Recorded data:
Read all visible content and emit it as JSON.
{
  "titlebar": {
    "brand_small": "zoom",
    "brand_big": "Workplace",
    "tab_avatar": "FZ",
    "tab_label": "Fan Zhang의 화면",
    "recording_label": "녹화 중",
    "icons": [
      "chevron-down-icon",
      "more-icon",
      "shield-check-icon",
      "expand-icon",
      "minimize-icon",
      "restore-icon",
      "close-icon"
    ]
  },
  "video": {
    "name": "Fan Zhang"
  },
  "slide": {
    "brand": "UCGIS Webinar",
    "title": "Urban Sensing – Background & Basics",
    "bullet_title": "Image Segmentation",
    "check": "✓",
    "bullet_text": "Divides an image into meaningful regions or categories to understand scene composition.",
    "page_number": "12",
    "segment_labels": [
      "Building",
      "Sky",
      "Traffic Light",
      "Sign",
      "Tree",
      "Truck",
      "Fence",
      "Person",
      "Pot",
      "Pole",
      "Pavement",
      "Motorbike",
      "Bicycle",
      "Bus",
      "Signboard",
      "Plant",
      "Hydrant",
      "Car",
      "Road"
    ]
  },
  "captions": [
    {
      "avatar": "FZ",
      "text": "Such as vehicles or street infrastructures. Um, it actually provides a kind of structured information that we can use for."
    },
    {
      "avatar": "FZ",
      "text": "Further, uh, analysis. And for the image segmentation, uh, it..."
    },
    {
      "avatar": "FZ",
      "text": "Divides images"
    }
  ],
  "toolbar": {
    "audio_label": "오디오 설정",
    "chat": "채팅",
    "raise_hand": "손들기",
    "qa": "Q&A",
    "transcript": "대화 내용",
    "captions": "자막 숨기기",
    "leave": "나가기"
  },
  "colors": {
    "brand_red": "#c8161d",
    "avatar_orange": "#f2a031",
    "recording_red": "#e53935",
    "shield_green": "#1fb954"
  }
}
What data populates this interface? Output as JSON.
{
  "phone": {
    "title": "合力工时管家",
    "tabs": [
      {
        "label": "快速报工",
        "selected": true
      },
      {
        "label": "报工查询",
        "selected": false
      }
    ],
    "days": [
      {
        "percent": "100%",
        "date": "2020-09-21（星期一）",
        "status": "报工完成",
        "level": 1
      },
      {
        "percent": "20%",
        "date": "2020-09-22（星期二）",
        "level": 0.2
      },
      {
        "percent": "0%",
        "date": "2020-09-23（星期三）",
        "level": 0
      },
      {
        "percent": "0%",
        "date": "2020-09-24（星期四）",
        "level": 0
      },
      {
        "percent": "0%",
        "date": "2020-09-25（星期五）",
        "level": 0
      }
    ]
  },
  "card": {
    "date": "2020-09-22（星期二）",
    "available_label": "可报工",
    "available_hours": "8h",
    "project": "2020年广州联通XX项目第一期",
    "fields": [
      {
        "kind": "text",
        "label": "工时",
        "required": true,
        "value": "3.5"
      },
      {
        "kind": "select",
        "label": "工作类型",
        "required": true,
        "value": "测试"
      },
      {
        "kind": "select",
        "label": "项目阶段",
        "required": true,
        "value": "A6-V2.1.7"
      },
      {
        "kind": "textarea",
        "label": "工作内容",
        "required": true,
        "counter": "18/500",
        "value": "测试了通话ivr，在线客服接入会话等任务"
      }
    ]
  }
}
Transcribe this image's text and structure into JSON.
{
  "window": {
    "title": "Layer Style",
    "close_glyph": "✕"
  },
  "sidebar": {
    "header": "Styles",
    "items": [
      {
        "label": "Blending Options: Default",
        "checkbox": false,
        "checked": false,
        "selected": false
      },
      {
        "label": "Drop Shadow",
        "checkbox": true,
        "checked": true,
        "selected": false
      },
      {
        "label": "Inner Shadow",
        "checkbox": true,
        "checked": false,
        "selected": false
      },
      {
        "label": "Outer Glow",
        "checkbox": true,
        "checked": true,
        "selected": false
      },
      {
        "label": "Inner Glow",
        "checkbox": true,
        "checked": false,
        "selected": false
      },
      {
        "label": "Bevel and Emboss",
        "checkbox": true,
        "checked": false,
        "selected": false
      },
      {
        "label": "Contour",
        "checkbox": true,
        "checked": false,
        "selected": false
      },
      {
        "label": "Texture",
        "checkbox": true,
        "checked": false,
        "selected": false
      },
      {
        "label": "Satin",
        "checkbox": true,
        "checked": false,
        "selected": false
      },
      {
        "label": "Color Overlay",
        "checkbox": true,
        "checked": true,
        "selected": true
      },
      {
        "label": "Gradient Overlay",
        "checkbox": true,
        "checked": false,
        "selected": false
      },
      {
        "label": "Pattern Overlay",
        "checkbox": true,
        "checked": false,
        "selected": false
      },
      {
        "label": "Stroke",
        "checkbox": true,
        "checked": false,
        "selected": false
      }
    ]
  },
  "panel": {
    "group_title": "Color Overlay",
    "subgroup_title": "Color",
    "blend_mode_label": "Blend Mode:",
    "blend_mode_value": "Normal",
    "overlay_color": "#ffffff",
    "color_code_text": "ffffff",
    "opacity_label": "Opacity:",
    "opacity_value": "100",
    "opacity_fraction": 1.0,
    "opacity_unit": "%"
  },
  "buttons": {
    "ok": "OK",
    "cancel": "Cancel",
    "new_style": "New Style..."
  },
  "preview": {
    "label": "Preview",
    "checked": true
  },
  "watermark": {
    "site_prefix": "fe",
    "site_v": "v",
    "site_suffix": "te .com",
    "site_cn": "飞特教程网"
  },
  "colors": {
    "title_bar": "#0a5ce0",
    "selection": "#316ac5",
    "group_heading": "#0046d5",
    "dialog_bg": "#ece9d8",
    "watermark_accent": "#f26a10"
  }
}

### Exercise instructions
Give all the entries again exactly; leave none out.

### Response for this exercise
Read all visible content and emit it as JSON.
{
  "titlebar": {
    "brand_small": "zoom",
    "brand_big": "Workplace",
    "tab_avatar": "FZ",
    "tab_label": "Fan Zhang의 화면",
    "recording_label": "녹화 중",
    "icons": [
      "chevron-down-icon",
      "more-icon",
      "shield-check-icon",
      "expand-icon",
      "minimize-icon",
      "restore-icon",
      "close-icon"
    ]
  },
  "video": {
    "name": "Fan Zhang"
  },
  "slide": {
    "brand": "UCGIS Webinar",
    "title": "Urban Sensing – Background & Basics",
    "bullet_title": "Image Segmentation",
    "check": "✓",
    "bullet_text": "Divides an image into meaningful regions or categories to understand scene composition.",
    "page_number": "12",
    "segment_labels": [
      "Building",
      "Sky",
      "Traffic Light",
      "Sign",
      "Tree",
      "Truck",
      "Fence",
      "Person",
      "Pot",
      "Pole",
      "Pavement",
      "Motorbike",
      "Bicycle",
      "Bus",
      "Signboard",
      "Plant",
      "Hydrant",
      "Car",
      "Road"
    ]
  },
  "captions": [
    {
      "avatar": "FZ",
      "text": "Such as vehicles or street infrastructures. Um, it actually provides a kind of structured information that we can use for."
    },
    {
      "avatar": "FZ",
      "text": "Further, uh, analysis. And for the image segmentation, uh, it..."
    },
    {
      "avatar": "FZ",
      "text": "Divides images"
    }
  ],
  "toolbar": {
    "audio_label": "오디오 설정",
    "chat": "채팅",
    "raise_hand": "손들기",
    "qa": "Q&A",
    "transcript": "대화 내용",
    "captions": "자막 숨기기",
    "leave": "나가기"
  },
  "colors": {
    "brand_red": "#c8161d",
    "avatar_orange": "#f2a031",
    "recording_red": "#e53935",
    "shield_green": "#1fb954"
  }
}
What data populates this interface? Output as JSON.
{
  "phone": {
    "title": "合力工时管家",
    "tabs": [
      {
        "label": "快速报工",
        "selected": true
      },
      {
        "label": "报工查询",
        "selected": false
      }
    ],
    "days": [
      {
        "percent": "100%",
        "date": "2020-09-21（星期一）",
        "status": "报工完成",
        "level": 1
      },
      {
        "percent": "20%",
        "date": "2020-09-22（星期二）",
        "level": 0.2
      },
      {
        "percent": "0%",
        "date": "2020-09-23（星期三）",
        "level": 0
      },
      {
        "percent": "0%",
        "date": "2020-09-24（星期四）",
        "level": 0
      },
      {
        "percent": "0%",
        "date": "2020-09-25（星期五）",
        "level": 0
      }
    ]
  },
  "card": {
    "date": "2020-09-22（星期二）",
    "available_label": "可报工",
    "available_hours": "8h",
    "project": "2020年广州联通XX项目第一期",
    "fields": [
      {
        "kind": "text",
        "label": "工时",
        "required": true,
        "value": "3.5"
      },
      {
        "kind": "select",
        "label": "工作类型",
        "required": true,
        "value": "测试"
      },
      {
        "kind": "select",
        "label": "项目阶段",
        "required": true,
        "value": "A6-V2.1.7"
      },
      {
        "kind": "textarea",
        "label": "工作内容",
        "required": true,
        "counter": "18/500",
        "value": "测试了通话ivr，在线客服接入会话等任务"
      }
    ]
  }
}
Transcribe this image's text and structure into JSON.
{
  "window": {
    "title": "Layer Style",
    "close_glyph": "✕"
  },
  "sidebar": {
    "header": "Styles",
    "items": [
      {
        "label": "Blending Options: Default",
        "checkbox": false,
        "checked": false,
        "selected": false
      },
      {
        "label": "Drop Shadow",
        "checkbox": true,
        "checked": true,
        "selected": false
      },
      {
        "label": "Inner Shadow",
        "checkbox": true,
        "checked": false,
        "selected": false
      },
      {
        "label": "Outer Glow",
        "checkbox": true,
        "checked": true,
        "selected": false
      },
      {
        "label": "Inner Glow",
        "checkbox": true,
        "checked": false,
        "selected": false
      },
      {
        "label": "Bevel and Emboss",
        "checkbox": true,
        "checked": false,
        "selected": false
      },
      {
        "label": "Contour",
        "checkbox": true,
        "checked": false,
        "selected": false
      },
      {
        "label": "Texture",
        "checkbox": true,
        "checked": false,
        "selected": false
      },
      {
        "label": "Satin",
        "checkbox": true,
        "checked": false,
        "selected": false
      },
      {
        "label": "Color Overlay",
        "checkbox": true,
        "checked": true,
        "selected": true
      },
      {
        "label": "Gradient Overlay",
        "checkbox": true,
        "checked": false,
        "selected": false
      },
      {
        "label": "Pattern Overlay",
        "checkbox": true,
        "checked": false,
        "selected": false
      },
      {
        "label": "Stroke",
        "checkbox": true,
        "checked": false,
        "selected": false
      }
    ]
  },
  "panel": {
    "group_title": "Color Overlay",
    "subgroup_title": "Color",
    "blend_mode_label": "Blend Mode:",
    "blend_mode_value": "Normal",
    "overlay_color": "#ffffff",
    "color_code_text": "ffffff",
    "opacity_label": "Opacity:",
    "opacity_value": "100",
    "opacity_fraction": 1.0,
    "opacity_unit": "%"
  },
  "buttons": {
    "ok": "OK",
    "cancel": "Cancel",
    "new_style": "New Style..."
  },
  "preview": {
    "label": "Preview",
    "checked": true
  },
  "watermark": {
    "site_prefix": "fe",
    "site_v": "v",
    "site_suffix": "te .com",
    "site_cn": "飞特教程网"
  },
  "colors": {
    "title_bar": "#0a5ce0",
    "selection": "#316ac5",
    "group_heading": "#0046d5",
    "dialog_bg": "#ece9d8",
    "watermark_accent": "#f26a10"
  }
}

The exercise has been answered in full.